## START GIVEN ENTRIES
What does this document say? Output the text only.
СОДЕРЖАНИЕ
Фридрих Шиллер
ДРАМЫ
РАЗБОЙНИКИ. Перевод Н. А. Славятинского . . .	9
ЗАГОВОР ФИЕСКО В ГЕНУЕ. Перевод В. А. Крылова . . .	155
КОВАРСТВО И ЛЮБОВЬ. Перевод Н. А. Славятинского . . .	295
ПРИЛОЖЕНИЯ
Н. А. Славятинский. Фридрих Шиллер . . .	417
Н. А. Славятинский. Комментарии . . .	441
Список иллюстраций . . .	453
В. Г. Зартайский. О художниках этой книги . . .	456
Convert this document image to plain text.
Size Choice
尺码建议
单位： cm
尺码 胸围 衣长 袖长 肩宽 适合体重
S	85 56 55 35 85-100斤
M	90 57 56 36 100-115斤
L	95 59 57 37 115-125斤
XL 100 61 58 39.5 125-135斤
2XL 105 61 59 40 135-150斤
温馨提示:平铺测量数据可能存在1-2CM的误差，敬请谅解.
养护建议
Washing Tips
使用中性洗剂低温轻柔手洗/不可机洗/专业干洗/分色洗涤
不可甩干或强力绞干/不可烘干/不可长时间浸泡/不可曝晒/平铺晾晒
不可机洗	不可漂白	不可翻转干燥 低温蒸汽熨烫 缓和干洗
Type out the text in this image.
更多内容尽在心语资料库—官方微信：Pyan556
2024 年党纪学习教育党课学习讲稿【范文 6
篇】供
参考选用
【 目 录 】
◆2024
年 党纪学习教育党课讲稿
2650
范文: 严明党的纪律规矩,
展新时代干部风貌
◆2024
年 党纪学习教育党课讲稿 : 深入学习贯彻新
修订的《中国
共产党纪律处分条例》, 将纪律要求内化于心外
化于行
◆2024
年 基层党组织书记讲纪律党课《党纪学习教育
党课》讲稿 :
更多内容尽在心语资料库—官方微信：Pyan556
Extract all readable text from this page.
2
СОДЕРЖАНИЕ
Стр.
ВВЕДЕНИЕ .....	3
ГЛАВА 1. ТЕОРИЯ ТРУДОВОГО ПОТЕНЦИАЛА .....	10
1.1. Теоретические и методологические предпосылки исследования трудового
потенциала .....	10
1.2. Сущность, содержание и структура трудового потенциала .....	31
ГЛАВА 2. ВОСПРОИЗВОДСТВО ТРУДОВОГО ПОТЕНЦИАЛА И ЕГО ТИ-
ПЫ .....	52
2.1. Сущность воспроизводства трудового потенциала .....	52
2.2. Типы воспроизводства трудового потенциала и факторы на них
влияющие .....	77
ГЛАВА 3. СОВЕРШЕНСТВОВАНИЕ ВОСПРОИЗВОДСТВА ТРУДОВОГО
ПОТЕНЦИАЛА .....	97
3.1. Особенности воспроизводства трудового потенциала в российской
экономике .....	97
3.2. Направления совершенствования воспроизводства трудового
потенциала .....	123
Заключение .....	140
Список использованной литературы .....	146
## END GIVEN ENTRIES
Extract the entries above verbatim.

EXERCISE OUTPUT ::
What does this document say? Output the text only.
СОДЕРЖАНИЕ
Фридрих Шиллер
ДРАМЫ
РАЗБОЙНИКИ. Перевод Н. А. Славятинского . . .	9
ЗАГОВОР ФИЕСКО В ГЕНУЕ. Перевод В. А. Крылова . . .	155
КОВАРСТВО И ЛЮБОВЬ. Перевод Н. А. Славятинского . . .	295
ПРИЛОЖЕНИЯ
Н. А. Славятинский. Фридрих Шиллер . . .	417
Н. А. Славятинский. Комментарии . . .	441
Список иллюстраций . . .	453
В. Г. Зартайский. О художниках этой книги . . .	456
Convert this document image to plain text.
Size Choice
尺码建议
单位： cm
尺码 胸围 衣长 袖长 肩宽 适合体重
S	85 56 55 35 85-100斤
M	90 57 56 36 100-115斤
L	95 59 57 37 115-125斤
XL 100 61 58 39.5 125-135斤
2XL 105 61 59 40 135-150斤
温馨提示:平铺测量数据可能存在1-2CM的误差，敬请谅解.
养护建议
Washing Tips
使用中性洗剂低温轻柔手洗/不可机洗/专业干洗/分色洗涤
不可甩干或强力绞干/不可烘干/不可长时间浸泡/不可曝晒/平铺晾晒
不可机洗	不可漂白	不可翻转干燥 低温蒸汽熨烫 缓和干洗
Type out the text in this image.
更多内容尽在心语资料库—官方微信：Pyan556
2024 年党纪学习教育党课学习讲稿【范文 6
篇】供
参考选用
【 目 录 】
◆2024
年 党纪学习教育党课讲稿
2650
范文: 严明党的纪律规矩,
展新时代干部风貌
◆2024
年 党纪学习教育党课讲稿 : 深入学习贯彻新
修订的《中国
共产党纪律处分条例》, 将纪律要求内化于心外
化于行
◆2024
年 基层党组织书记讲纪律党课《党纪学习教育
党课》讲稿 :
更多内容尽在心语资料库—官方微信：Pyan556
Extract all readable text from this page.
2
СОДЕРЖАНИЕ
Стр.
ВВЕДЕНИЕ .....	3
ГЛАВА 1. ТЕОРИЯ ТРУДОВОГО ПОТЕНЦИАЛА .....	10
1.1. Теоретические и методологические предпосылки исследования трудового
потенциала .....	10
1.2. Сущность, содержание и структура трудового потенциала .....	31
ГЛАВА 2. ВОСПРОИЗВОДСТВО ТРУДОВОГО ПОТЕНЦИАЛА И ЕГО ТИ-
ПЫ .....	52
2.1. Сущность воспроизводства трудового потенциала .....	52
2.2. Типы воспроизводства трудового потенциала и факторы на них
влияющие .....	77
ГЛАВА 3. СОВЕРШЕНСТВОВАНИЕ ВОСПРОИЗВОДСТВА ТРУДОВОГО
ПОТЕНЦИАЛА .....	97
3.1. Особенности воспроизводства трудового потенциала в российской
экономике .....	97
3.2. Направления совершенствования воспроизводства трудового
потенциала .....	123
Заключение .....	140
Список использованной литературы .....	146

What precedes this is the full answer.